Saved entries

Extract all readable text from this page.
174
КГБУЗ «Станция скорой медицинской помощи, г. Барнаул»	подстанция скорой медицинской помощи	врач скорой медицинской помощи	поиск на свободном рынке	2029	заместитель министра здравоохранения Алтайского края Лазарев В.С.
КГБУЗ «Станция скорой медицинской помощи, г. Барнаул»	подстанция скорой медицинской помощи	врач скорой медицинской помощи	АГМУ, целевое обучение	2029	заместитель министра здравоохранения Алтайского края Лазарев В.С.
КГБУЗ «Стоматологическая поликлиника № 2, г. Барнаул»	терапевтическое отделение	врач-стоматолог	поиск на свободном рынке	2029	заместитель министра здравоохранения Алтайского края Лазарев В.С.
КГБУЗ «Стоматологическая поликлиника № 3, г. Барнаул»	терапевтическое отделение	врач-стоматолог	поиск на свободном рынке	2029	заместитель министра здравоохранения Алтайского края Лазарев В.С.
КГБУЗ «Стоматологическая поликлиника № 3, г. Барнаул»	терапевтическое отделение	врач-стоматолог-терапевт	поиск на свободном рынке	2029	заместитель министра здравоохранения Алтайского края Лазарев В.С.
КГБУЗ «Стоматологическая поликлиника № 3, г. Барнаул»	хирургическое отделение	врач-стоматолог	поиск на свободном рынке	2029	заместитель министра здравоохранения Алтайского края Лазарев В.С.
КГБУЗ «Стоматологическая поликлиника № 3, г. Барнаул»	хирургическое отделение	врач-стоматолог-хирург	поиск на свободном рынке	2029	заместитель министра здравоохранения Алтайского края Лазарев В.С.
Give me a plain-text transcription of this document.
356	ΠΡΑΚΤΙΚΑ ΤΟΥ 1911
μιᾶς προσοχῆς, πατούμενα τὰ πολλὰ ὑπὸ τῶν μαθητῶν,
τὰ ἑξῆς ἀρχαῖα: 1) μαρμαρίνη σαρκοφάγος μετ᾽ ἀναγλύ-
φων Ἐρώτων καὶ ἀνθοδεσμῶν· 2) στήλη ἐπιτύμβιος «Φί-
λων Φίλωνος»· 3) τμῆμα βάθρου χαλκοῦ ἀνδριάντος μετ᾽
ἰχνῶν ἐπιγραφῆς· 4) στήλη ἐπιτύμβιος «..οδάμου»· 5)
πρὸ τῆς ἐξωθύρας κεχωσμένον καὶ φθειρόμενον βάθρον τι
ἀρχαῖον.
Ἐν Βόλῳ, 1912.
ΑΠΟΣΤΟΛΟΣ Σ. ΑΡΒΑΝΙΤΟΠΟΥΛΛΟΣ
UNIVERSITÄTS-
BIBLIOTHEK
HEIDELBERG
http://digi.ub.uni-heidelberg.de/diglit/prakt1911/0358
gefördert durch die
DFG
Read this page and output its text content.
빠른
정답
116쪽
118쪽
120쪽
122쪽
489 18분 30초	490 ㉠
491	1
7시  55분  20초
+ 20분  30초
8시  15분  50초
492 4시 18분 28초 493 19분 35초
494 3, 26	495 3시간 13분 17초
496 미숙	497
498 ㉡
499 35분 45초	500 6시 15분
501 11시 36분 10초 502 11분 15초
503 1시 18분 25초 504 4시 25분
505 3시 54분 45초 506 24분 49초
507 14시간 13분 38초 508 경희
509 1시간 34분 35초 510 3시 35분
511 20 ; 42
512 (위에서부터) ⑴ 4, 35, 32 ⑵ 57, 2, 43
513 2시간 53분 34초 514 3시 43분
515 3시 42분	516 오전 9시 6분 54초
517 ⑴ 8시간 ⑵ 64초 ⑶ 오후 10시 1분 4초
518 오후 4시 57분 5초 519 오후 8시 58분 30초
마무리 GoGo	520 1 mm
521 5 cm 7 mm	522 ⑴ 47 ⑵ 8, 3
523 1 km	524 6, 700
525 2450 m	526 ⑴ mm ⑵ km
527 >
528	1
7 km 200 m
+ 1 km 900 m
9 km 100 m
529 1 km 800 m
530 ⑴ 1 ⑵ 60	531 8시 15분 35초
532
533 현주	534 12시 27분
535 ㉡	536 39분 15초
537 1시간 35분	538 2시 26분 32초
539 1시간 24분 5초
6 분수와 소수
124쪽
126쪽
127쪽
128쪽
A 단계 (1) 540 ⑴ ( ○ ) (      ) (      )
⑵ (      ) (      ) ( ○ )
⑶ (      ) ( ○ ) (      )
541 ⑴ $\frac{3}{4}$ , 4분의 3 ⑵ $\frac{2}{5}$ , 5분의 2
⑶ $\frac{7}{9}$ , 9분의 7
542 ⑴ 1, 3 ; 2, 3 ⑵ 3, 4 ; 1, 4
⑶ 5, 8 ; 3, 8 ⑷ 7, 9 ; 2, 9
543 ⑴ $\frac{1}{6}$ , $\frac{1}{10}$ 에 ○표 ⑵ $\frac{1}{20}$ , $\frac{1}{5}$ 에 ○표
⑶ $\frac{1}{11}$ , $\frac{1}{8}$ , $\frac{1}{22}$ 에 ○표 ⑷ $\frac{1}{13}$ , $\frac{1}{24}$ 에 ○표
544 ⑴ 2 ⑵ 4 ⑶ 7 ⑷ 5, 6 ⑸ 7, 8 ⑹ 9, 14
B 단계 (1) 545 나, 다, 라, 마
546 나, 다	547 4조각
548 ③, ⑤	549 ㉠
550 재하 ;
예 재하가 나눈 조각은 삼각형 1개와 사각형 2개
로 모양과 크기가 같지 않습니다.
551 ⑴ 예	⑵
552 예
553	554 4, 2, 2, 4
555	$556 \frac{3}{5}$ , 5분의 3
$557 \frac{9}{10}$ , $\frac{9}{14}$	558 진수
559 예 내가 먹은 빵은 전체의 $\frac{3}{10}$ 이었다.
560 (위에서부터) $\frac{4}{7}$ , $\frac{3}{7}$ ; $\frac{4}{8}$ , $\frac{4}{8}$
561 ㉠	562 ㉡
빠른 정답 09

## [WHAT YOU WILL DO]
In the lines above, locate the string "медицинской". Copy every line where it occurs.

## [CORRECT ANSWER]
КГБУЗ «Станция скорой медицинской помощи, г. Барнаул»	подстанция скорой медицинской помощи	врач скорой медицинской помощи	поиск на свободном рынке	2029	заместитель министра здравоохранения Алтайского края Лазарев В.С.
КГБУЗ «Станция скорой медицинской помощи, г. Барнаул»	подстанция скорой медицинской помощи	врач скорой медицинской помощи	АГМУ, целевое обучение	2029	заместитель министра здравоохранения Алтайского края Лазарев В.С.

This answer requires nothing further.